- WRITTEN PROBLEM: Across the listing below, count the lines that mention the string "Sugars". Reply with the figure only.

[Entries from a visual dataset]
══════
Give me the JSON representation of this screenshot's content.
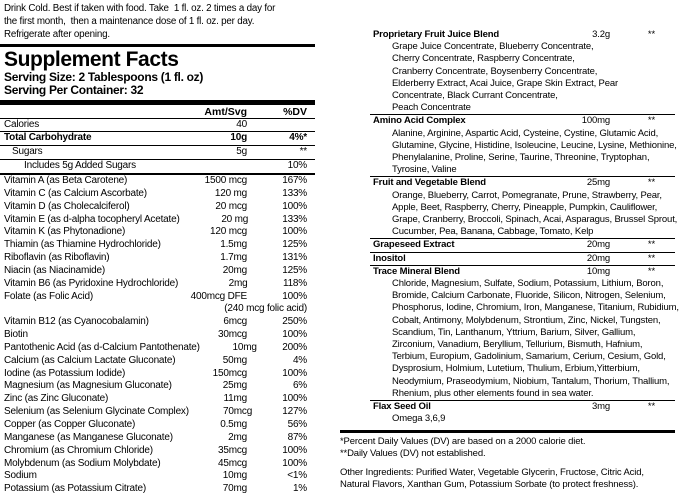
{
  "colors": {
    "ink": "#000000",
    "paper": "#ffffff"
  },
  "label": {
    "intro_lines": [
      "Drink Cold. Best if taken with food. Take  1 fl. oz. 2 times a day for",
      "the first month,  then a maintenance dose of 1 fl. oz. per day.",
      "Refrigerate after opening."
    ]
  },
  "supplement_facts": {
    "title": "Supplement Facts",
    "serving_size": "Serving Size: 2 Tablespoons (1 fl. oz)",
    "servings_per_container": "Serving Per Container: 32",
    "columns": {
      "amount": "Amt/Svg",
      "dv": "%DV"
    },
    "rows": [
      {
        "name": "Calories",
        "amount": "40",
        "dv": "",
        "sep": "thin"
      },
      {
        "name": "Total Carbohydrate",
        "amount": "10g",
        "dv": "4%*",
        "bold": true,
        "sep": "thin"
      },
      {
        "name": "Sugars",
        "amount": "5g",
        "dv": "**",
        "indent": 1,
        "sep": "thin"
      },
      {
        "name": "Includes 5g Added Sugars",
        "amount": "",
        "dv": "10%",
        "indent": 2,
        "sep": "medium"
      },
      {
        "name": "Vitamin A (as Beta Carotene)",
        "amount": "1500 mcg",
        "dv": "167%"
      },
      {
        "name": "Vitamin C (as Calcium Ascorbate)",
        "amount": "120 mg",
        "dv": "133%"
      },
      {
        "name": "Vitamin D (as Cholecalciferol)",
        "amount": "20 mcg",
        "dv": "100%"
      },
      {
        "name": "Vitamin E (as d-alpha tocopheryl Acetate)",
        "amount": "20 mg",
        "dv": "133%"
      },
      {
        "name": "Vitamin K (as Phytonadione)",
        "amount": "120 mcg",
        "dv": "100%"
      },
      {
        "name": "Thiamin (as Thiamine Hydrochloride)",
        "amount": "1.5mg",
        "dv": "125%"
      },
      {
        "name": "Riboflavin (as Riboflavin)",
        "amount": "1.7mg",
        "dv": "131%"
      },
      {
        "name": "Niacin (as Niacinamide)",
        "amount": "20mg",
        "dv": "125%"
      },
      {
        "name": "Vitamin B6 (as Pyridoxine Hydrochloride)",
        "amount": "2mg",
        "dv": "118%"
      },
      {
        "name": "Folate (as Folic Acid)",
        "amount": "400mcg DFE",
        "dv": "100%",
        "sub_amount": "(240 mcg folic acid)"
      },
      {
        "name": "Vitamin B12 (as Cyanocobalamin)",
        "amount": "6mcg",
        "dv": "250%"
      },
      {
        "name": "Biotin",
        "amount": "30mcg",
        "dv": "100%"
      },
      {
        "name": "Pantothenic Acid (as d-Calcium Pantothenate)",
        "amount": "10mg",
        "dv": "200%"
      },
      {
        "name": "Calcium (as Calcium Lactate Gluconate)",
        "amount": "50mg",
        "dv": "4%"
      },
      {
        "name": "Iodine (as Potassium Iodide)",
        "amount": "150mcg",
        "dv": "100%"
      },
      {
        "name": "Magnesium (as Magnesium Gluconate)",
        "amount": "25mg",
        "dv": "6%"
      },
      {
        "name": "Zinc (as Zinc Gluconate)",
        "amount": "11mg",
        "dv": "100%"
      },
      {
        "name": "Selenium (as Selenium Glycinate Complex)",
        "amount": "70mcg",
        "dv": "127%"
      },
      {
        "name": "Copper (as Copper Gluconate)",
        "amount": "0.5mg",
        "dv": "56%"
      },
      {
        "name": "Manganese (as Manganese Gluconate)",
        "amount": "2mg",
        "dv": "87%"
      },
      {
        "name": "Chromium (as Chromium Chloride)",
        "amount": "35mcg",
        "dv": "100%"
      },
      {
        "name": "Molybdenum (as Sodium Molybdate)",
        "amount": "45mcg",
        "dv": "100%"
      },
      {
        "name": "Sodium",
        "amount": "10mg",
        "dv": "<1%"
      },
      {
        "name": "Potassium (as Potassium Citrate)",
        "amount": "70mg",
        "dv": "1%"
      }
    ]
  },
  "blends": [
    {
      "name": "Proprietary Fruit Juice Blend",
      "amount": "3.2g",
      "dv": "**",
      "lines": [
        "Grape Juice Concentrate, Blueberry Concentrate,",
        "Cherry Concentrate, Raspberry Concentrate,",
        "Cranberry Concentrate, Boysenberry Concentrate,",
        "Elderberry Extract, Acai Juice, Grape Skin Extract, Pear",
        "Concentrate, Black Currant Concentrate,",
        "Peach Concentrate"
      ]
    },
    {
      "name": "Amino Acid Complex",
      "amount": "100mg",
      "dv": "**",
      "lines": [
        "Alanine, Arginine, Aspartic Acid, Cysteine, Cystine, Glutamic Acid,",
        "Glutamine, Glycine, Histidine, Isoleucine, Leucine, Lysine, Methionine,",
        "Phenylalanine, Proline, Serine, Taurine, Threonine, Tryptophan,",
        "Tyrosine, Valine"
      ]
    },
    {
      "name": "Fruit and Vegetable Blend",
      "amount": "25mg",
      "dv": "**",
      "lines": [
        "Orange, Blueberry, Carrot, Pomegranate, Prune, Strawberry, Pear,",
        "Apple, Beet, Raspberry, Cherry, Pineapple, Pumpkin, Cauliflower,",
        "Grape, Cranberry, Broccoli, Spinach, Acai, Asparagus, Brussel Sprout,",
        "Cucumber, Pea, Banana, Cabbage, Tomato, Kelp"
      ]
    },
    {
      "name": "Grapeseed Extract",
      "amount": "20mg",
      "dv": "**",
      "lines": []
    },
    {
      "name": "Inositol",
      "amount": "20mg",
      "dv": "**",
      "lines": []
    },
    {
      "name": "Trace Mineral Blend",
      "amount": "10mg",
      "dv": "**",
      "lines": [
        "Chloride, Magnesium, Sulfate, Sodium, Potassium, Lithium, Boron,",
        "Bromide, Calcium Carbonate, Fluoride, Silicon, Nitrogen, Selenium,",
        "Phosphorus, Iodine, Chromium, Iron, Manganese, Titanium, Rubidium,",
        "Cobalt, Antimony, Molybdenum, Strontium, Zinc, Nickel, Tungsten,",
        "Scandium, Tin, Lanthanum, Yttrium, Barium, Silver, Gallium,",
        "Zirconium, Vanadium, Beryllium, Tellurium, Bismuth, Hafnium,",
        "Terbium, Europium, Gadolinium, Samarium, Cerium, Cesium, Gold,",
        "Dysprosium, Holmium, Lutetium, Thulium, Erbium,Yitterbium,",
        "Neodymium, Praseodymium, Niobium, Tantalum, Thorium, Thallium,",
        "Rhenium, plus other elements found in sea water."
      ]
    },
    {
      "name": "Flax Seed Oil",
      "amount": "3mg",
      "dv": "**",
      "lines": [
        "Omega 3,6,9"
      ]
    }
  ],
  "footnotes": [
    "*Percent Daily Values (DV) are based on a 2000 calorie diet.",
    "**Daily Values (DV) not established."
  ],
  "other_ingredients_lines": [
    "Other Ingredients: Purified Water, Vegetable Glycerin, Fructose, Citric Acid,",
    "Natural Flavors, Xanthan Gum, Potassium Sorbate (to protect freshness)."
  ]
}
══════
- WRITTEN ANSWER: 2